> INFORMATION PROVIDED:
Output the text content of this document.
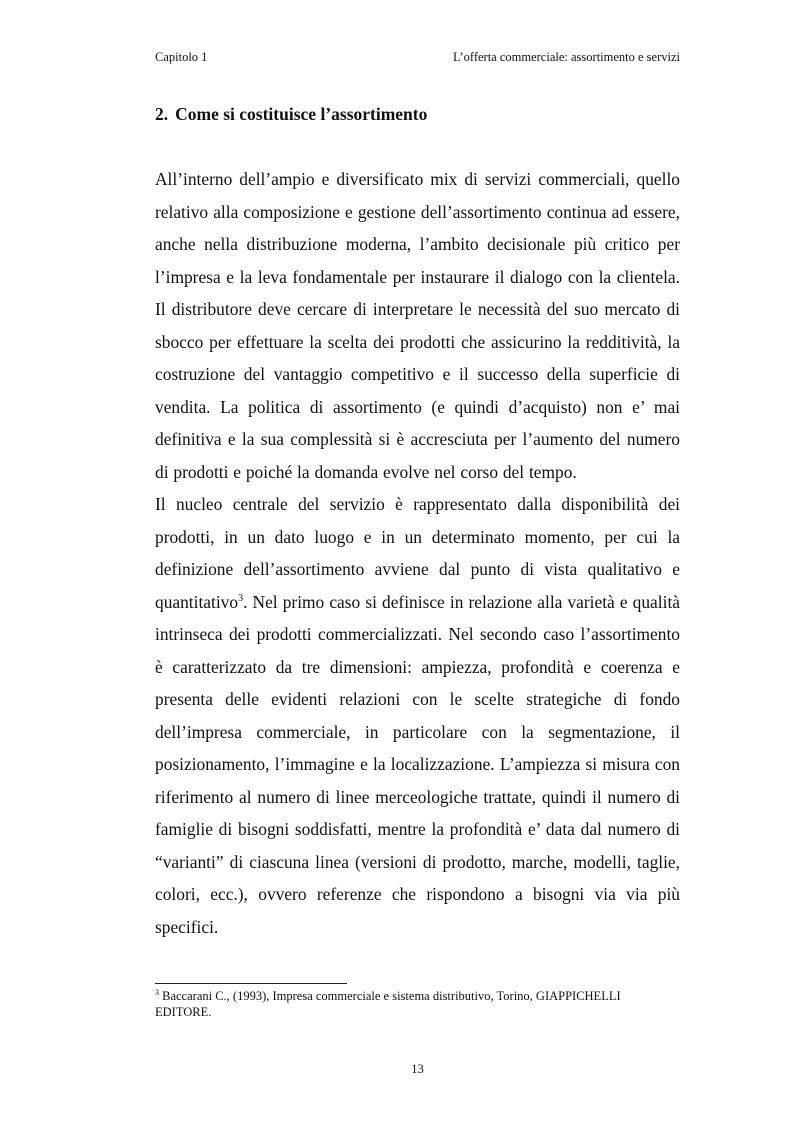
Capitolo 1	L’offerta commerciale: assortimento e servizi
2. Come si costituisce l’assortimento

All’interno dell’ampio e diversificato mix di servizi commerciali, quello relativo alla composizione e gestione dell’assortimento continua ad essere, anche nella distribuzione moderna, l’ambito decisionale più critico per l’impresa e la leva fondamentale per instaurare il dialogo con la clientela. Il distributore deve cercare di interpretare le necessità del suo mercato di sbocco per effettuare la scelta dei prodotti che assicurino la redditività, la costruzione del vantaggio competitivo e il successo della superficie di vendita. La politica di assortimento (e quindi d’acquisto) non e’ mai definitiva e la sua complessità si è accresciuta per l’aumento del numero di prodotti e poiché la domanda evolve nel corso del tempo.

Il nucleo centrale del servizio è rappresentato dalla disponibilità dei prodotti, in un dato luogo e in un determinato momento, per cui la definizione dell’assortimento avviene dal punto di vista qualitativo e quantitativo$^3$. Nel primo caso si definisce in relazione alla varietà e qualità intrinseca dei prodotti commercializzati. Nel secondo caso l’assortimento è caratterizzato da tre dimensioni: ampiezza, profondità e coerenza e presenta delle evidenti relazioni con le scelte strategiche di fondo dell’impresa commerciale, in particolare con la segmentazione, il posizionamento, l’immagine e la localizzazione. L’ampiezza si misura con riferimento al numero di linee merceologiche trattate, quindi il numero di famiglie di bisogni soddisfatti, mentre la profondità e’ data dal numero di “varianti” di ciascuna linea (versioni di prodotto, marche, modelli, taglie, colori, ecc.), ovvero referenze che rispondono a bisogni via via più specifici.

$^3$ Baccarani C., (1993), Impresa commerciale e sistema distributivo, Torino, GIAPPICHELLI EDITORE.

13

> EXERCISE:
Retype each line of the listing above word for word. Exclude the pictures.

> THE RESULT:
Output the text content of this document.
Capitolo 1	L’offerta commerciale: assortimento e servizi
2. Come si costituisce l’assortimento

All’interno dell’ampio e diversificato mix di servizi commerciali, quello relativo alla composizione e gestione dell’assortimento continua ad essere, anche nella distribuzione moderna, l’ambito decisionale più critico per l’impresa e la leva fondamentale per instaurare il dialogo con la clientela. Il distributore deve cercare di interpretare le necessità del suo mercato di sbocco per effettuare la scelta dei prodotti che assicurino la redditività, la costruzione del vantaggio competitivo e il successo della superficie di vendita. La politica di assortimento (e quindi d’acquisto) non e’ mai definitiva e la sua complessità si è accresciuta per l’aumento del numero di prodotti e poiché la domanda evolve nel corso del tempo.

Il nucleo centrale del servizio è rappresentato dalla disponibilità dei prodotti, in un dato luogo e in un determinato momento, per cui la definizione dell’assortimento avviene dal punto di vista qualitativo e quantitativo$^3$. Nel primo caso si definisce in relazione alla varietà e qualità intrinseca dei prodotti commercializzati. Nel secondo caso l’assortimento è caratterizzato da tre dimensioni: ampiezza, profondità e coerenza e presenta delle evidenti relazioni con le scelte strategiche di fondo dell’impresa commerciale, in particolare con la segmentazione, il posizionamento, l’immagine e la localizzazione. L’ampiezza si misura con riferimento al numero di linee merceologiche trattate, quindi il numero di famiglie di bisogni soddisfatti, mentre la profondità e’ data dal numero di “varianti” di ciascuna linea (versioni di prodotto, marche, modelli, taglie, colori, ecc.), ovvero referenze che rispondono a bisogni via via più specifici.

$^3$ Baccarani C., (1993), Impresa commerciale e sistema distributivo, Torino, GIAPPICHELLI EDITORE.

13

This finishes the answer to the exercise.